▶ _LISTED ENTRIES_
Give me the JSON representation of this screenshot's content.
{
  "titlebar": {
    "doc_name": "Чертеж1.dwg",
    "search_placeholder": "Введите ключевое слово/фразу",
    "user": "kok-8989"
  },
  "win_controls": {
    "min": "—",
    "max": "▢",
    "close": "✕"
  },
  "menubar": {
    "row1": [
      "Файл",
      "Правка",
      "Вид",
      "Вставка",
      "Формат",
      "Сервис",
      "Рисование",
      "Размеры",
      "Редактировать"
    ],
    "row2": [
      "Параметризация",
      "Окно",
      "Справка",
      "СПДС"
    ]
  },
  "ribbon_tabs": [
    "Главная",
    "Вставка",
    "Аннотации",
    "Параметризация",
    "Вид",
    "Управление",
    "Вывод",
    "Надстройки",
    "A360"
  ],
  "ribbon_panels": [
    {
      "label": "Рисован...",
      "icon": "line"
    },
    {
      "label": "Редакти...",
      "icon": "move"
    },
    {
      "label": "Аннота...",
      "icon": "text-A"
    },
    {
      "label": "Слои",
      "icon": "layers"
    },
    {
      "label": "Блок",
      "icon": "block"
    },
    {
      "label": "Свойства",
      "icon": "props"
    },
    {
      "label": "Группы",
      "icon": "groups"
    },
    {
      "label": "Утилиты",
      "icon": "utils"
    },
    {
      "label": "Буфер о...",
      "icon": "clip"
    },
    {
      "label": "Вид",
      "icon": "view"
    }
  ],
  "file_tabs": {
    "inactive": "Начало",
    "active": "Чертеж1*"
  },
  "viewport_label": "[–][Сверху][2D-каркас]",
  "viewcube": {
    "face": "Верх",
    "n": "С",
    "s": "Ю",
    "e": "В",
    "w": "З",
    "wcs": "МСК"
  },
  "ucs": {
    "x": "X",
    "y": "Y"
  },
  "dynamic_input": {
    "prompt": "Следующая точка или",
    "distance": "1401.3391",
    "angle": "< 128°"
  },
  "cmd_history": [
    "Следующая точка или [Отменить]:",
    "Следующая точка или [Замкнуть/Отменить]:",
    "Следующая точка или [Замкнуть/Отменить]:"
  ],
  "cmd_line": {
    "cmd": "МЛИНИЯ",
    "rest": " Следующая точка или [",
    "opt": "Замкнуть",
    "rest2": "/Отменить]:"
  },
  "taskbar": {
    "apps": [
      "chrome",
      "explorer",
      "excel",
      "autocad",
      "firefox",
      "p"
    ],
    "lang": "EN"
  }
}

▶ _STATED TASK_
Copy every line above that holds the word "icon".

▶ _RESULT BELOW_
      "icon": "line"
      "icon": "move"
      "icon": "text-A"
      "icon": "layers"
      "icon": "block"
      "icon": "props"
      "icon": "groups"
      "icon": "utils"
      "icon": "clip"
      "icon": "view"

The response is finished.